Source data:
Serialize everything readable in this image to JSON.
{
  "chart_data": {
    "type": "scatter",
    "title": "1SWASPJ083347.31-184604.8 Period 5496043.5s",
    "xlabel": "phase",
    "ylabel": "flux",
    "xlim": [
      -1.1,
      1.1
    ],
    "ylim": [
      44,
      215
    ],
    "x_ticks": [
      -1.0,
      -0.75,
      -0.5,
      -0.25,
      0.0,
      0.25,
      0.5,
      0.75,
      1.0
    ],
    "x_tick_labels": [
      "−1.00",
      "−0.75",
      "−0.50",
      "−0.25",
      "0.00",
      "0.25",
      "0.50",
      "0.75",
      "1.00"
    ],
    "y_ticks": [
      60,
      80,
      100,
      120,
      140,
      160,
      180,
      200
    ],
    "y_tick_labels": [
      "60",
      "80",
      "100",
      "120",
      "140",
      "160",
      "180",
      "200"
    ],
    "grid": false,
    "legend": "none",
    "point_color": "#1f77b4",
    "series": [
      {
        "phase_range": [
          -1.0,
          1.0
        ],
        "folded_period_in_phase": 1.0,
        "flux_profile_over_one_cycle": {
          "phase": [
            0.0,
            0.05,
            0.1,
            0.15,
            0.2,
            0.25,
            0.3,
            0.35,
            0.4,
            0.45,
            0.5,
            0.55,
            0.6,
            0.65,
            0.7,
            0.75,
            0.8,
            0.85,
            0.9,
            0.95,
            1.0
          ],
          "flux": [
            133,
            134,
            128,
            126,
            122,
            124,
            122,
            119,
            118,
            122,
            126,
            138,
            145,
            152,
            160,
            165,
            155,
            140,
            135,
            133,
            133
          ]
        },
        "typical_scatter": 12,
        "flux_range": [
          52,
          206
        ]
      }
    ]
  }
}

**WHAT YOU NEED TO DO**
Nothing should be left out: return all of the records exactly.

**THE SOLUTION**
Serialize everything readable in this image to JSON.
{
  "chart_data": {
    "type": "scatter",
    "title": "1SWASPJ083347.31-184604.8 Period 5496043.5s",
    "xlabel": "phase",
    "ylabel": "flux",
    "xlim": [
      -1.1,
      1.1
    ],
    "ylim": [
      44,
      215
    ],
    "x_ticks": [
      -1.0,
      -0.75,
      -0.5,
      -0.25,
      0.0,
      0.25,
      0.5,
      0.75,
      1.0
    ],
    "x_tick_labels": [
      "−1.00",
      "−0.75",
      "−0.50",
      "−0.25",
      "0.00",
      "0.25",
      "0.50",
      "0.75",
      "1.00"
    ],
    "y_ticks": [
      60,
      80,
      100,
      120,
      140,
      160,
      180,
      200
    ],
    "y_tick_labels": [
      "60",
      "80",
      "100",
      "120",
      "140",
      "160",
      "180",
      "200"
    ],
    "grid": false,
    "legend": "none",
    "point_color": "#1f77b4",
    "series": [
      {
        "phase_range": [
          -1.0,
          1.0
        ],
        "folded_period_in_phase": 1.0,
        "flux_profile_over_one_cycle": {
          "phase": [
            0.0,
            0.05,
            0.1,
            0.15,
            0.2,
            0.25,
            0.3,
            0.35,
            0.4,
            0.45,
            0.5,
            0.55,
            0.6,
            0.65,
            0.7,
            0.75,
            0.8,
            0.85,
            0.9,
            0.95,
            1.0
          ],
          "flux": [
            133,
            134,
            128,
            126,
            122,
            124,
            122,
            119,
            118,
            122,
            126,
            138,
            145,
            152,
            160,
            165,
            155,
            140,
            135,
            133,
            133
          ]
        },
        "typical_scatter": 12,
        "flux_range": [
          52,
          206
        ]
      }
    ]
  }
}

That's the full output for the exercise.